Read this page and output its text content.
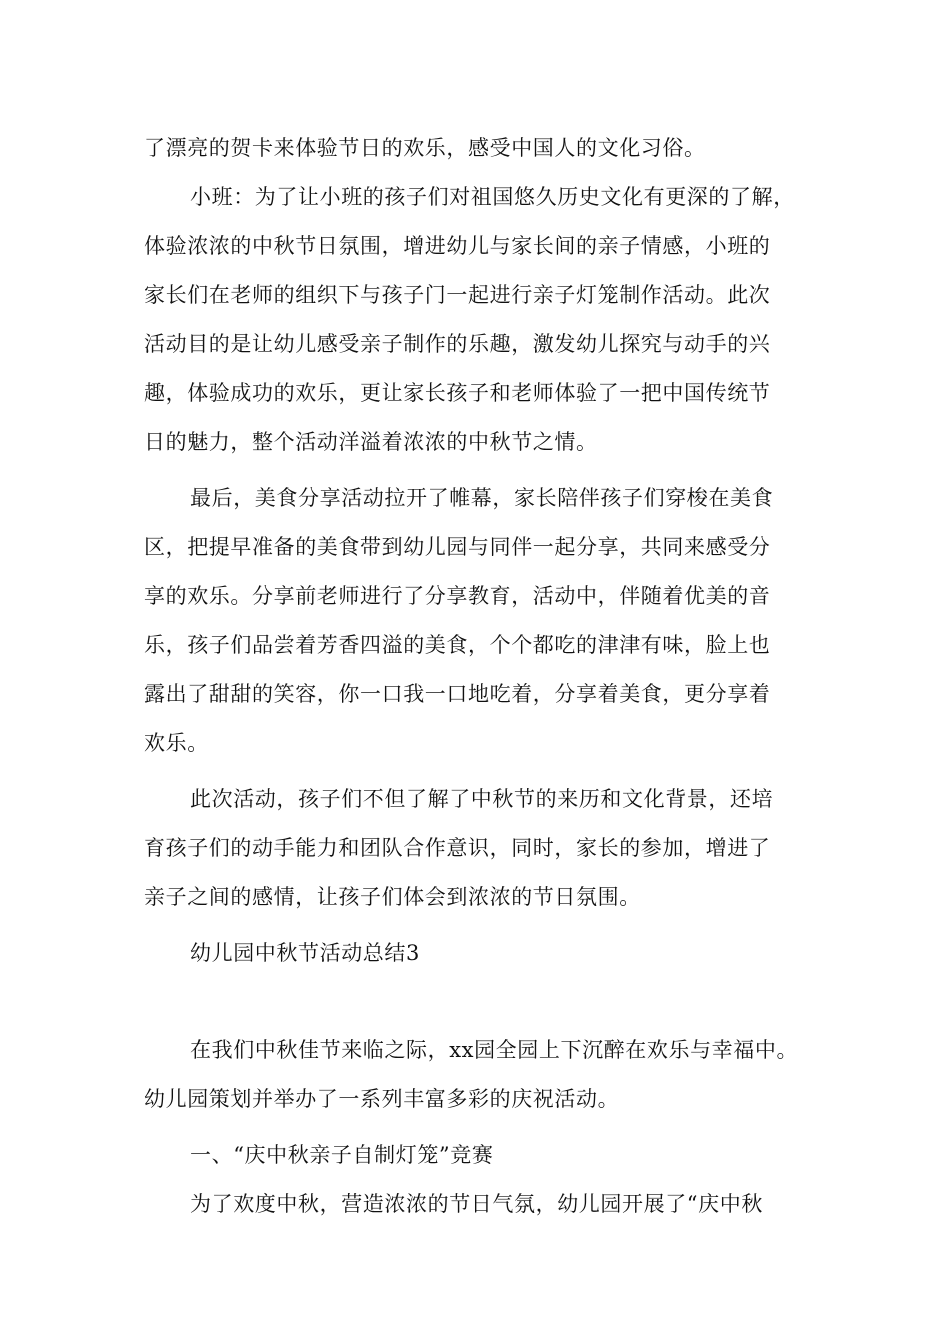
了漂亮的贺卡来体验节日的欢乐，感受中国人的文化习俗。
小班：为了让小班的孩子们对祖国悠久历史文化有更深的了解，
体验浓浓的中秋节日氛围，增进幼儿与家长间的亲子情感，小班的
家长们在老师的组织下与孩子门一起进行亲子灯笼制作活动。此次
活动目的是让幼儿感受亲子制作的乐趣，激发幼儿探究与动手的兴
趣，体验成功的欢乐，更让家长孩子和老师体验了一把中国传统节
日的魅力，整个活动洋溢着浓浓的中秋节之情。
最后，美食分享活动拉开了帷幕，家长陪伴孩子们穿梭在美食
区，把提早准备的美食带到幼儿园与同伴一起分享，共同来感受分
享的欢乐。分享前老师进行了分享教育，活动中，伴随着优美的音
乐，孩子们品尝着芳香四溢的美食，个个都吃的津津有味，脸上也
露出了甜甜的笑容，你一口我一口地吃着，分享着美食，更分享着
欢乐。
此次活动，孩子们不但了解了中秋节的来历和文化背景，还培
育孩子们的动手能力和团队合作意识，同时，家长的参加，增进了
亲子之间的感情，让孩子们体会到浓浓的节日氛围。
幼儿园中秋节活动总结3
在我们中秋佳节来临之际，xx园全园上下沉醉在欢乐与幸福中。
幼儿园策划并举办了一系列丰富多彩的庆祝活动。
一、“庆中秋亲子自制灯笼”竞赛
为了欢度中秋，营造浓浓的节日气氛，幼儿园开展了“庆中秋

━━━━

Using the records above, retype everything exactly except the pictures.

Read this page and output its text content.
了漂亮的贺卡来体验节日的欢乐，感受中国人的文化习俗。
小班：为了让小班的孩子们对祖国悠久历史文化有更深的了解，
体验浓浓的中秋节日氛围，增进幼儿与家长间的亲子情感，小班的
家长们在老师的组织下与孩子门一起进行亲子灯笼制作活动。此次
活动目的是让幼儿感受亲子制作的乐趣，激发幼儿探究与动手的兴
趣，体验成功的欢乐，更让家长孩子和老师体验了一把中国传统节
日的魅力，整个活动洋溢着浓浓的中秋节之情。
最后，美食分享活动拉开了帷幕，家长陪伴孩子们穿梭在美食
区，把提早准备的美食带到幼儿园与同伴一起分享，共同来感受分
享的欢乐。分享前老师进行了分享教育，活动中，伴随着优美的音
乐，孩子们品尝着芳香四溢的美食，个个都吃的津津有味，脸上也
露出了甜甜的笑容，你一口我一口地吃着，分享着美食，更分享着
欢乐。
此次活动，孩子们不但了解了中秋节的来历和文化背景，还培
育孩子们的动手能力和团队合作意识，同时，家长的参加，增进了
亲子之间的感情，让孩子们体会到浓浓的节日氛围。
幼儿园中秋节活动总结3
在我们中秋佳节来临之际，xx园全园上下沉醉在欢乐与幸福中。
幼儿园策划并举办了一系列丰富多彩的庆祝活动。
一、“庆中秋亲子自制灯笼”竞赛
为了欢度中秋，营造浓浓的节日气氛，幼儿园开展了“庆中秋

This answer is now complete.